EXERCISE REQUIREMENTS:
Every line that contains the word "Закупка" should be copied out.

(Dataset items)
* Begin *
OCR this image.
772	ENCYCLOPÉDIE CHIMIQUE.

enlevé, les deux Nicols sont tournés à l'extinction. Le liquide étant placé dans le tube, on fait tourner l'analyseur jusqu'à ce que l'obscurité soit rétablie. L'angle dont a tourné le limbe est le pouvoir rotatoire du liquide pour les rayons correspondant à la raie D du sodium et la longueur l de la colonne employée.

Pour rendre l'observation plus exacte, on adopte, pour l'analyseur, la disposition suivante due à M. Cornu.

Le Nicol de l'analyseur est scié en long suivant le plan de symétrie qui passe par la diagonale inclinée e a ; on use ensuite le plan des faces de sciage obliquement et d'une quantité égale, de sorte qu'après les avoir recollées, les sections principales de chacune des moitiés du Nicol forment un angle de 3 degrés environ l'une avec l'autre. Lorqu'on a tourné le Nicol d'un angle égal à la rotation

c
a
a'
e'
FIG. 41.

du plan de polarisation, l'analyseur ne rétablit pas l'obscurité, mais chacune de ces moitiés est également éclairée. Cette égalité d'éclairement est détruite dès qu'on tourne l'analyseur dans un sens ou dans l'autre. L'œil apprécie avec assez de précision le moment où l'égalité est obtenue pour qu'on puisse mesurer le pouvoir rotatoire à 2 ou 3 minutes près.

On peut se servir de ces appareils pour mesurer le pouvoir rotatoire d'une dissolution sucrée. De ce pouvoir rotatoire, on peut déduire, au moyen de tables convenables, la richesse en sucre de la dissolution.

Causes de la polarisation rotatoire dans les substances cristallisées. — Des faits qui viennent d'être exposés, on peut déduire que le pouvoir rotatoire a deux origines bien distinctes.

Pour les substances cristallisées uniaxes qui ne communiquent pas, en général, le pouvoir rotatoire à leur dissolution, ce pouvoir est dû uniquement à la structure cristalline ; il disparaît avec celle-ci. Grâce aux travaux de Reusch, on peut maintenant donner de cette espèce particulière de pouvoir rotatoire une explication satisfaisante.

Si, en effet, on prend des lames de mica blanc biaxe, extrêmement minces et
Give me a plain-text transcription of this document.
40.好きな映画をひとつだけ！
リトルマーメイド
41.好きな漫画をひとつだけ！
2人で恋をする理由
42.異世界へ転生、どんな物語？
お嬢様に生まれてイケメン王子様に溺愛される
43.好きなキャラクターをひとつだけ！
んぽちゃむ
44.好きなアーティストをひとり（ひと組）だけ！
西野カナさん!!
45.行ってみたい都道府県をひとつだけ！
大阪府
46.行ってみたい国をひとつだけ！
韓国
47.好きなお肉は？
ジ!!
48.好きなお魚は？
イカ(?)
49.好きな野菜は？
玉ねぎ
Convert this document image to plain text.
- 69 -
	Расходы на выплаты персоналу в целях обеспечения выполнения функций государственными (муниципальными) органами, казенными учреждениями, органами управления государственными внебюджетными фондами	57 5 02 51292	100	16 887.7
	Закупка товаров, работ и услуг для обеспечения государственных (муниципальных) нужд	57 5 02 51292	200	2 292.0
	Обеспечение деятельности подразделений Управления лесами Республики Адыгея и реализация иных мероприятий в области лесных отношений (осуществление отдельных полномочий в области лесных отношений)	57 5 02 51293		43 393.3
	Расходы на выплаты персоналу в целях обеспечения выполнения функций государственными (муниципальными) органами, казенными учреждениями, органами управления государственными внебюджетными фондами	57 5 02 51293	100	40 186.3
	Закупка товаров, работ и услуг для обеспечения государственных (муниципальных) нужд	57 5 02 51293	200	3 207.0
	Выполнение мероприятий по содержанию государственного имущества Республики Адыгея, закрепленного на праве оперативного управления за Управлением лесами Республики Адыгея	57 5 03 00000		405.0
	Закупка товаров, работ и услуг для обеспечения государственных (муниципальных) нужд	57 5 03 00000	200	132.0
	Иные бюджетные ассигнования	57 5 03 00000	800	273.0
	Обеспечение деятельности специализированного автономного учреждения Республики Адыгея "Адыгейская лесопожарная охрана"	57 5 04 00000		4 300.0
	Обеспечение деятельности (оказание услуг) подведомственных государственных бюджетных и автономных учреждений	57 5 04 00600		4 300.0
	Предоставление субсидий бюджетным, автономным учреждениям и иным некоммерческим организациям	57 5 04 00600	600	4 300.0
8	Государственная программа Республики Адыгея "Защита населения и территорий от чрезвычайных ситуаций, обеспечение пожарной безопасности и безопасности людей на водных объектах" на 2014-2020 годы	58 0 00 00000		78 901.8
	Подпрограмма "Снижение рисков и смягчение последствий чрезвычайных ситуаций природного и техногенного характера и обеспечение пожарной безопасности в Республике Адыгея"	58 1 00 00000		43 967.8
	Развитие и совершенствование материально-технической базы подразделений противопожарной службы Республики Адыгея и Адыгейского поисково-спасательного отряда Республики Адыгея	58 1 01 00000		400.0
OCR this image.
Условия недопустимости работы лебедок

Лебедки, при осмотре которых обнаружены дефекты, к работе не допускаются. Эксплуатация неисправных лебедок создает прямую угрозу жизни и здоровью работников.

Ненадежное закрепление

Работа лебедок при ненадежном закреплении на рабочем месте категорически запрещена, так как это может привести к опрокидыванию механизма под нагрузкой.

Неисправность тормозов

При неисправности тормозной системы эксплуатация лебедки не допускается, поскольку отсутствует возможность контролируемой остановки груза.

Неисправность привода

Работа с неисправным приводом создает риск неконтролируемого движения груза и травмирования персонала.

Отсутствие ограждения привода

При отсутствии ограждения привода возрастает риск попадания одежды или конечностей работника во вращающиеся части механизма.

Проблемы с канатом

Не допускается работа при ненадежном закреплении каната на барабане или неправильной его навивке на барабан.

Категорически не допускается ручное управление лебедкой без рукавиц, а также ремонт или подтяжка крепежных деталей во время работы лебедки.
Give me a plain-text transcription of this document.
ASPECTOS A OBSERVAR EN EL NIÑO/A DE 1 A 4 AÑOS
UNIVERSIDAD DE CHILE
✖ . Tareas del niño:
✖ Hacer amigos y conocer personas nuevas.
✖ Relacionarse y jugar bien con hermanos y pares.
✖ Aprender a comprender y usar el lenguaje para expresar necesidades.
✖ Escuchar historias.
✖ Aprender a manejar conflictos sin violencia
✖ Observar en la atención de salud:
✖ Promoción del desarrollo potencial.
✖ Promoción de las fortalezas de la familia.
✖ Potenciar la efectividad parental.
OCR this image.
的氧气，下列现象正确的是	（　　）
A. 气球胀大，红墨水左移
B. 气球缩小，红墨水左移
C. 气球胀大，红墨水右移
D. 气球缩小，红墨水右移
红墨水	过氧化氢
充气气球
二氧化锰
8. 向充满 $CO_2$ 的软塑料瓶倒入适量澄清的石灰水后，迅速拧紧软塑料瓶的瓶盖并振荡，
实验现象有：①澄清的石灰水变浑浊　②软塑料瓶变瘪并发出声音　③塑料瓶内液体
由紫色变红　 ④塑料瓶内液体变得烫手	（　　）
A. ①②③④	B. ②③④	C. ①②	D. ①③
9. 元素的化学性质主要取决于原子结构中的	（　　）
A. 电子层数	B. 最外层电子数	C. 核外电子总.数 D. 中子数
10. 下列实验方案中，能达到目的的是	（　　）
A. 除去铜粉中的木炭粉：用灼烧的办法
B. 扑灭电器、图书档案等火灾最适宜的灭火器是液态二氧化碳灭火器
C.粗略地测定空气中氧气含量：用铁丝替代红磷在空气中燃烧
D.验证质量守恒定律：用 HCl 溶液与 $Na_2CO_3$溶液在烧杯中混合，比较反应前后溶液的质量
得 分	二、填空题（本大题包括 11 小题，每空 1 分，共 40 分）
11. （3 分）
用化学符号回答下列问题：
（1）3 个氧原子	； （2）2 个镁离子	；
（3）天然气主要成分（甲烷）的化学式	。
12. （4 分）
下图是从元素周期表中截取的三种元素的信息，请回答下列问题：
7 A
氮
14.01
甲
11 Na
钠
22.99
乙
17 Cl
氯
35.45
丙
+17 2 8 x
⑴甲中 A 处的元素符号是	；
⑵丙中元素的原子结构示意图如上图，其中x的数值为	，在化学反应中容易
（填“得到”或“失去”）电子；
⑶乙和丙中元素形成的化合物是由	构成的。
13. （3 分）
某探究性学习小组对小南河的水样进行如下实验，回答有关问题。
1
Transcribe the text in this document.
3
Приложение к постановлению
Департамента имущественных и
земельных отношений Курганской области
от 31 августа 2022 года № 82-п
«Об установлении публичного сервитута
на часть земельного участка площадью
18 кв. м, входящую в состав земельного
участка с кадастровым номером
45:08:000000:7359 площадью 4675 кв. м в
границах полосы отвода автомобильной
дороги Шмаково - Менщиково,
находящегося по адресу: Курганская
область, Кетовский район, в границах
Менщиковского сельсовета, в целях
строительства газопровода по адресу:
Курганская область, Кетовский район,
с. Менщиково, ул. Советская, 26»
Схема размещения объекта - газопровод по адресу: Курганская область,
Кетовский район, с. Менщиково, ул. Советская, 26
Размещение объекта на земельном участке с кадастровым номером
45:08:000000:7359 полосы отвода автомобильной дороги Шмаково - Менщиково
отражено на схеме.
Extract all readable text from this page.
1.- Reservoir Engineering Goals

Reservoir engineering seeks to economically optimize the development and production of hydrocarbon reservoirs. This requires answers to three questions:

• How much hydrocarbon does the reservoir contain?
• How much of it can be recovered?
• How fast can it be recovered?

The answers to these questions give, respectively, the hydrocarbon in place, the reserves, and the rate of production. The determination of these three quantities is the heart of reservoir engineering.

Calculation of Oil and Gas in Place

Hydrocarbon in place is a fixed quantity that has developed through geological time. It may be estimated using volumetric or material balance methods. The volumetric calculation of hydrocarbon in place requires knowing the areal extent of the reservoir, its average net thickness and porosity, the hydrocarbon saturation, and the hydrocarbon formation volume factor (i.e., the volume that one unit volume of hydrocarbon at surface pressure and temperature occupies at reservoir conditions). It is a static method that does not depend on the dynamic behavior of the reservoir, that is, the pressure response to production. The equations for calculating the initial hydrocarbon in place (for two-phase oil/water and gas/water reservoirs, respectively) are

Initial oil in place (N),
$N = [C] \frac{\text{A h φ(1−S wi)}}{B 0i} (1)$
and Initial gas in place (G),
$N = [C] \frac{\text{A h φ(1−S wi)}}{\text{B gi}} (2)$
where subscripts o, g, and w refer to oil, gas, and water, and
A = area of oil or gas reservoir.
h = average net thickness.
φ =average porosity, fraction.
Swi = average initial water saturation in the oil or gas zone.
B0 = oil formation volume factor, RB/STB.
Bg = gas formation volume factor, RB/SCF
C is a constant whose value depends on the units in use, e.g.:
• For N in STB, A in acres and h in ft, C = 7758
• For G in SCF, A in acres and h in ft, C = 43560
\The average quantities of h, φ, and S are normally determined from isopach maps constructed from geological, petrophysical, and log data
* End *
ANSWER TO THIS PROBLEM:
	Закупка товаров, работ и услуг для обеспечения государственных (муниципальных) нужд	57 5 02 51292	200	2 292.0
	Закупка товаров, работ и услуг для обеспечения государственных (муниципальных) нужд	57 5 02 51293	200	3 207.0
	Закупка товаров, работ и услуг для обеспечения государственных (муниципальных) нужд	57 5 03 00000	200	132.0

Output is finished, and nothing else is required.